__Short task 1__.
From the passage on the history of work, list every span of years that is given as a number.
__Short task 2__.
Pick up the passage on the history of work after its last sentence and carry it forward.

__Quoted text__.
— Begin —

That’s the work that we’re trying to do in Gohoun Valley. Dr. Bluestine’s work really provided a framework for us to understand just how big the impact could be. I want to go in the way back machine maybe 150 years and just think about what’s happened in the nature of work.

What was the industrial revolution and the conception of the modern corporation? Was that the big shift in work and human history where most people had been craftsmen and then most people became employees? Was that a big influx? Huge change in work because work really is part of our evolutionary history.

It’s written about extensively in the Bible, in ancient texts. Big part of who we are. The first age of humanity is called the hunter-gatherer age, which is two occupations. In the industrial revolution, people left the farms, they left their communities, they went into the cities.

During that period, the number of jobs that existed expanded exponentially. That was a game changer completely. During that period is when high schools changed. Work of John Dewey 100 years ago talked about the function of high schools and people began to think about the function of high schools.

In part, high schools needed to serve this new period of human development known as adolescence. Part of the function of adolescence was to give people time to figure out how they were going to fit into this rapidly growing occupational landscape. During that period was when the world of work changed radically. Some ways for the better, some ways not for the better.

Increased alienation. Let’s talk specifically about the last 40 years, the information age. We took the industrial age and then we added computers to it and turbocharged many people. Aspect, how do you think work changed for most people in the last 40 years? I think it’s changed as radically as it did during that industrial era period.

First off, work is completely different than it was. When I wrote my dissertation, I wrote it longhand and at that point I hired somebody to put around a word processor, the beginning of the word processor. Remember, it took up the entire room in this person’s house, the Wang word processor. It’s completely changed.

— End —

__Given records__.
— Begin —

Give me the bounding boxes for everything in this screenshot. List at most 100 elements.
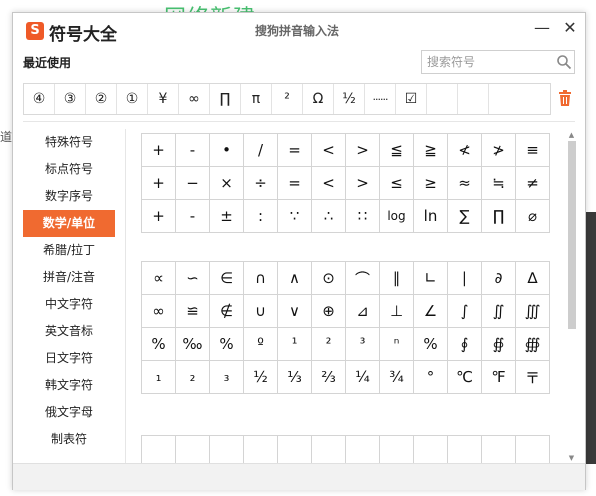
title-bar[interactable]: S 符号大全 搜狗拼音输入法 — ✕ — [13, 13, 585, 47]
symbol-cell[interactable]: ∆ — [516, 262, 550, 295]
symbol-cell[interactable]: ¹ — [278, 328, 312, 361]
symbol-cell[interactable]: ℉ — [482, 361, 516, 394]
symbol-cell[interactable]: º — [244, 328, 278, 361]
sidebar-category-item[interactable]: 日文字符 — [23, 345, 115, 372]
symbol-cell[interactable]: 〒 — [516, 361, 550, 394]
sidebar-category-item[interactable]: 俄文字母 — [23, 399, 115, 426]
sidebar-category-item[interactable]: 拼音/注音 — [23, 264, 115, 291]
symbol-cell[interactable]: ⊥ — [380, 295, 414, 328]
symbol-cell[interactable]: ₃ — [210, 361, 244, 394]
symbol-cell[interactable]: ≡ — [516, 134, 550, 167]
symbol-cell[interactable]: ≌ — [176, 295, 210, 328]
symbol-cell[interactable]: ∯ — [482, 328, 516, 361]
symbol-cell[interactable]: ∵ — [278, 200, 312, 233]
recent-symbol[interactable]: Ω — [303, 84, 334, 114]
recent-symbol[interactable] — [489, 84, 520, 114]
symbol-cell[interactable]: ≦ — [380, 134, 414, 167]
sidebar-category-item[interactable]: 英文音标 — [23, 318, 115, 345]
symbol-cell[interactable]: ² — [312, 328, 346, 361]
symbol-cell[interactable]: ⁿ — [380, 328, 414, 361]
symbol-cell[interactable]: ∩ — [244, 262, 278, 295]
recent-symbol[interactable]: ∞ — [179, 84, 210, 114]
symbol-cell[interactable]: ₁ — [142, 361, 176, 394]
symbol-cell[interactable]: ∧ — [278, 262, 312, 295]
sidebar-category-item[interactable]: 特殊符号 — [23, 129, 115, 156]
symbol-cell[interactable] — [482, 436, 516, 463]
symbol-cell[interactable]: ∫ — [448, 295, 482, 328]
symbol-cell[interactable]: + — [142, 134, 176, 167]
symbol-cell[interactable] — [414, 436, 448, 463]
symbol-cell[interactable]: ∬ — [482, 295, 516, 328]
symbol-cell[interactable]: ≤ — [380, 167, 414, 200]
symbol-cell[interactable]: ∪ — [244, 295, 278, 328]
symbol-cell[interactable]: ∷ — [346, 200, 380, 233]
symbol-cell[interactable]: = — [278, 167, 312, 200]
search-icon[interactable] — [556, 54, 572, 70]
symbol-cell[interactable]: ≈ — [448, 167, 482, 200]
symbol-cell[interactable] — [516, 436, 550, 463]
symbol-cell[interactable]: % — [210, 328, 244, 361]
symbol-cell[interactable]: ÷ — [244, 167, 278, 200]
symbol-cell[interactable]: ⅔ — [312, 361, 346, 394]
recent-symbol[interactable]: ☑ — [396, 84, 427, 114]
symbol-cell[interactable]: < — [312, 167, 346, 200]
symbol-cell[interactable]: ⊕ — [312, 295, 346, 328]
symbol-cell[interactable]: ∣ — [448, 262, 482, 295]
scroll-down-arrow-icon[interactable]: ▼ — [566, 453, 577, 463]
recent-symbol[interactable] — [458, 84, 489, 114]
recent-symbol[interactable]: ② — [86, 84, 117, 114]
symbol-cell[interactable]: - — [176, 134, 210, 167]
recent-symbol[interactable]: ² — [272, 84, 303, 114]
vertical-scrollbar[interactable]: ▲ ▼ — [566, 130, 577, 464]
symbol-cell[interactable]: ∑ — [448, 200, 482, 233]
symbol-cell[interactable]: ∞ — [142, 295, 176, 328]
sidebar-category-item[interactable]: 数学/单位 — [23, 210, 115, 237]
symbol-cell[interactable]: = — [278, 134, 312, 167]
symbol-cell[interactable]: < — [312, 134, 346, 167]
symbol-cell[interactable]: ≠ — [516, 167, 550, 200]
symbol-cell[interactable]: - — [176, 200, 210, 233]
symbol-cell[interactable]: ∈ — [210, 262, 244, 295]
symbol-cell[interactable]: ∭ — [516, 295, 550, 328]
sidebar-category-item[interactable]: 韩文字符 — [23, 372, 115, 399]
symbol-cell[interactable]: • — [210, 134, 244, 167]
symbol-cell[interactable]: ⅓ — [278, 361, 312, 394]
recent-symbol[interactable]: π — [241, 84, 272, 114]
sidebar-category-item[interactable]: 数字序号 — [23, 183, 115, 210]
recent-symbol[interactable]: ① — [117, 84, 148, 114]
symbol-cell[interactable] — [176, 436, 210, 463]
search-box[interactable] — [421, 50, 575, 74]
symbol-cell[interactable]: ∏ — [482, 200, 516, 233]
recent-symbol[interactable]: ③ — [55, 84, 86, 114]
recent-symbol[interactable]: ∏ — [210, 84, 241, 114]
symbol-cell[interactable]: % — [414, 328, 448, 361]
symbol-cell[interactable]: ∥ — [380, 262, 414, 295]
symbol-cell[interactable]: ± — [210, 200, 244, 233]
symbol-cell[interactable]: ∠ — [414, 295, 448, 328]
symbol-cell[interactable]: ∟ — [414, 262, 448, 295]
symbol-cell[interactable]: + — [142, 200, 176, 233]
symbol-cell[interactable]: ³ — [346, 328, 380, 361]
symbol-cell[interactable]: ∨ — [278, 295, 312, 328]
sidebar-category-item[interactable]: 中文字符 — [23, 291, 115, 318]
symbol-cell[interactable]: ‰ — [176, 328, 210, 361]
symbol-cell[interactable] — [380, 436, 414, 463]
symbol-cell[interactable]: ∮ — [448, 328, 482, 361]
scroll-up-arrow-icon[interactable]: ▲ — [566, 130, 577, 140]
symbol-cell[interactable]: ₂ — [176, 361, 210, 394]
symbol-cell[interactable]: ¾ — [380, 361, 414, 394]
symbol-cell[interactable]: ° — [414, 361, 448, 394]
symbol-cell[interactable] — [278, 436, 312, 463]
minimize-button[interactable]: — — [531, 17, 553, 39]
symbol-cell[interactable] — [312, 436, 346, 463]
recent-symbol[interactable]: ½ — [334, 84, 365, 114]
symbol-cell[interactable]: ℃ — [448, 361, 482, 394]
symbol-cell[interactable]: ≯ — [482, 134, 516, 167]
symbol-cell[interactable]: × — [210, 167, 244, 200]
search-input[interactable] — [422, 51, 562, 73]
sidebar-category-item[interactable]: 标点符号 — [23, 156, 115, 183]
symbol-cell[interactable]: ⊙ — [312, 262, 346, 295]
symbol-cell[interactable]: ∰ — [516, 328, 550, 361]
symbol-cell[interactable]: ≧ — [414, 134, 448, 167]
trash-icon[interactable] — [557, 89, 573, 107]
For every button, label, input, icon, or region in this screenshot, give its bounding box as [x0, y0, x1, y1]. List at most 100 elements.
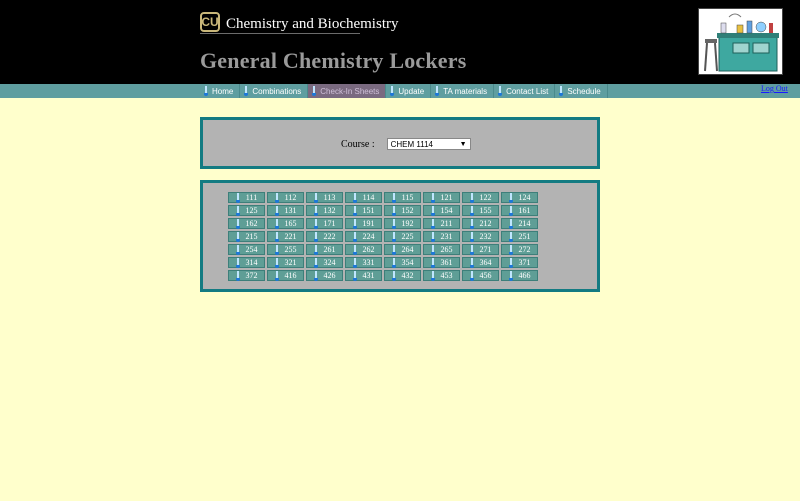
locker-button[interactable]: 364: [462, 257, 499, 268]
locker-button[interactable]: 251: [501, 231, 538, 242]
nav-item-home[interactable]: Home: [200, 84, 241, 98]
locker-button[interactable]: 231: [423, 231, 460, 242]
locker-button[interactable]: 271: [462, 244, 499, 255]
locker-button[interactable]: 361: [423, 257, 460, 268]
locker-button[interactable]: 232: [462, 231, 499, 242]
locker-button[interactable]: 222: [306, 231, 343, 242]
locker-button[interactable]: 255: [267, 244, 304, 255]
locker-button[interactable]: 371: [501, 257, 538, 268]
locker-button[interactable]: 314: [228, 257, 265, 268]
locker-button[interactable]: 431: [345, 270, 382, 281]
locker-button[interactable]: 321: [267, 257, 304, 268]
logout-link[interactable]: Log Out: [761, 84, 788, 93]
locker-button[interactable]: 331: [345, 257, 382, 268]
nav-item-ta-materials[interactable]: TA materials: [431, 84, 495, 98]
locker-number: 321: [284, 258, 297, 267]
locker-number: 155: [479, 206, 492, 215]
locker-number: 161: [518, 206, 531, 215]
locker-button[interactable]: 111: [228, 192, 265, 203]
test-tube-icon: [469, 244, 474, 255]
locker-button[interactable]: 121: [423, 192, 460, 203]
locker-button[interactable]: 215: [228, 231, 265, 242]
nav-item-contact-list[interactable]: Contact List: [494, 84, 556, 98]
test-tube-icon: [469, 257, 474, 268]
department-branding: CU Chemistry and Biochemistry: [200, 10, 398, 33]
locker-button[interactable]: 132: [306, 205, 343, 216]
test-tube-icon: [469, 270, 474, 281]
locker-number: 232: [479, 232, 492, 241]
locker-number: 113: [323, 193, 336, 202]
locker-button[interactable]: 113: [306, 192, 343, 203]
nav-item-check-in-sheets[interactable]: Check-In Sheets: [308, 84, 387, 98]
test-tube-icon: [352, 192, 357, 203]
locker-number: 212: [479, 219, 492, 228]
locker-button[interactable]: 261: [306, 244, 343, 255]
nav-item-schedule[interactable]: Schedule: [555, 84, 608, 98]
locker-button[interactable]: 162: [228, 218, 265, 229]
locker-button[interactable]: 161: [501, 205, 538, 216]
locker-button[interactable]: 125: [228, 205, 265, 216]
test-tube-icon: [508, 270, 513, 281]
locker-number: 271: [479, 245, 492, 254]
test-tube-icon: [312, 86, 317, 96]
locker-number: 211: [440, 219, 453, 228]
locker-button[interactable]: 416: [267, 270, 304, 281]
locker-button[interactable]: 432: [384, 270, 421, 281]
locker-number: 354: [401, 258, 414, 267]
locker-button[interactable]: 155: [462, 205, 499, 216]
locker-button[interactable]: 124: [501, 192, 538, 203]
locker-button[interactable]: 171: [306, 218, 343, 229]
course-selected-value: CHEM 1114: [390, 139, 433, 149]
test-tube-icon: [469, 205, 474, 216]
test-tube-icon: [313, 205, 318, 216]
locker-button[interactable]: 221: [267, 231, 304, 242]
test-tube-icon: [390, 86, 395, 96]
locker-button[interactable]: 272: [501, 244, 538, 255]
locker-button[interactable]: 152: [384, 205, 421, 216]
locker-button[interactable]: 262: [345, 244, 382, 255]
test-tube-icon: [469, 231, 474, 242]
test-tube-icon: [274, 244, 279, 255]
locker-button[interactable]: 211: [423, 218, 460, 229]
locker-number: 254: [245, 245, 258, 254]
nav-item-combinations[interactable]: Combinations: [240, 84, 309, 98]
locker-button[interactable]: 324: [306, 257, 343, 268]
test-tube-icon: [313, 231, 318, 242]
locker-number: 324: [323, 258, 336, 267]
locker-button[interactable]: 131: [267, 205, 304, 216]
locker-grid: 111 112 113 114 115 121 122 124 125 131 132 151 152 1…: [228, 192, 538, 281]
locker-button[interactable]: 165: [267, 218, 304, 229]
locker-button[interactable]: 191: [345, 218, 382, 229]
locker-button[interactable]: 254: [228, 244, 265, 255]
header-bar: CU Chemistry and Biochemistry General Ch…: [0, 0, 800, 84]
locker-button[interactable]: 225: [384, 231, 421, 242]
locker-number: 192: [401, 219, 414, 228]
locker-button[interactable]: 212: [462, 218, 499, 229]
locker-button[interactable]: 264: [384, 244, 421, 255]
locker-button[interactable]: 453: [423, 270, 460, 281]
locker-number: 251: [518, 232, 531, 241]
course-select[interactable]: CHEM 1114 ▼: [386, 138, 471, 150]
locker-number: 154: [440, 206, 453, 215]
locker-button[interactable]: 115: [384, 192, 421, 203]
test-tube-icon: [391, 257, 396, 268]
test-tube-icon: [313, 218, 318, 229]
locker-button[interactable]: 354: [384, 257, 421, 268]
locker-button[interactable]: 372: [228, 270, 265, 281]
locker-button[interactable]: 192: [384, 218, 421, 229]
locker-button[interactable]: 122: [462, 192, 499, 203]
locker-button[interactable]: 114: [345, 192, 382, 203]
locker-button[interactable]: 456: [462, 270, 499, 281]
locker-button[interactable]: 265: [423, 244, 460, 255]
locker-button[interactable]: 214: [501, 218, 538, 229]
locker-button[interactable]: 224: [345, 231, 382, 242]
locker-button[interactable]: 426: [306, 270, 343, 281]
locker-number: 231: [440, 232, 453, 241]
locker-button[interactable]: 466: [501, 270, 538, 281]
test-tube-icon: [430, 205, 435, 216]
nav-item-update[interactable]: Update: [386, 84, 432, 98]
locker-button[interactable]: 154: [423, 205, 460, 216]
locker-number: 125: [245, 206, 258, 215]
locker-button[interactable]: 151: [345, 205, 382, 216]
locker-button[interactable]: 112: [267, 192, 304, 203]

— End —

__Expected answer 1__.
- 150 years
- 100 years
- 40 years

__Expected answer 2__.
It could change everything from communication to how we relate to each other, the access to information. And in addition, we see a downside which is the loss of a lot of jobs, particularly at the less skilled levels. And I think sometimes people don’t think this is a concern because the unemployment rate is low,

but it’s a major concern because what we are seeing is incredible wage compression. And the wage compression is leading to so many problems that we’re seeing around us, political theater, social relations. The fabric of our lives has changed radically. Well, not only wage compression, but wage inequity.

This is a relatively new phenomenon. It’s been going on, but it seems to be accelerating. I guess I think we’re a couple years into a new age that we haven’t named yet, but one where machine learning is having a profound effect. It’s machine learning plus Internet of Things, right?

But it does feel like it’s accelerating some of these influences. It feels like it’s accelerating this shift away from long-term employment towards more freelancing, more what we call precarious work. Free agents.

Is that a good thing or a bad thing? How do we think about it? I think it’s not a good thing. In fact, I’ve just done some research on the relationship between precarious work and various outcomes.

And there’s been extensive research on precarious work, particularly in Europe, particularly coming out of sociology and labor economics. From a psychological perspective in our new research study, we see that precarious work is associated with a lack of well-being, a lack of job satisfaction, a loss of work volition. So while there is some subset of freelance work that seems attractive,

but in the research we’ve done, it seems to work well when people have good financial resources. For the forgotten half, which is going to be the focus of some new work I’m going to do, those who make $15 or less, which is 46% of our population, precarious work has been generally a nightmare. It’s well put.

It strikes me that for the small percentage, it’s a return to craftsmanship. Yes. It’s the profession as craft. You can now live on these new commerce platforms and be quite independent. You can live where you want and work where you want and return to this old view that we had of

the life of the independent craftsman. But as you said, that’s probably a small percentage. That’s a small percentage of the precarious workers. It is a big issue. It’s being discussed a lot in the academic world.

I think it needs to be discussed more in the political discourse in the United States and other countries. It’s the effect of automation on the nature of work. People have been all concerned about massive unemployment, but to look at just unemployment rates as the outcome of automation is a mistake. We have to look at the nature of work, people’s experiences of work.

David, your new book is the importance of work in an age of uncertainty. The subtitle is really interesting. The eroding work experience in America. Why that subtitle? It’s interesting.

Why do you think the nature of work is eroding? It’s interesting. I didn’t come up with a subtitle till I was basic, almost done with the book. That became the main theme of the research that I reported in there and of the work I did on it. The six-year project of working on that book.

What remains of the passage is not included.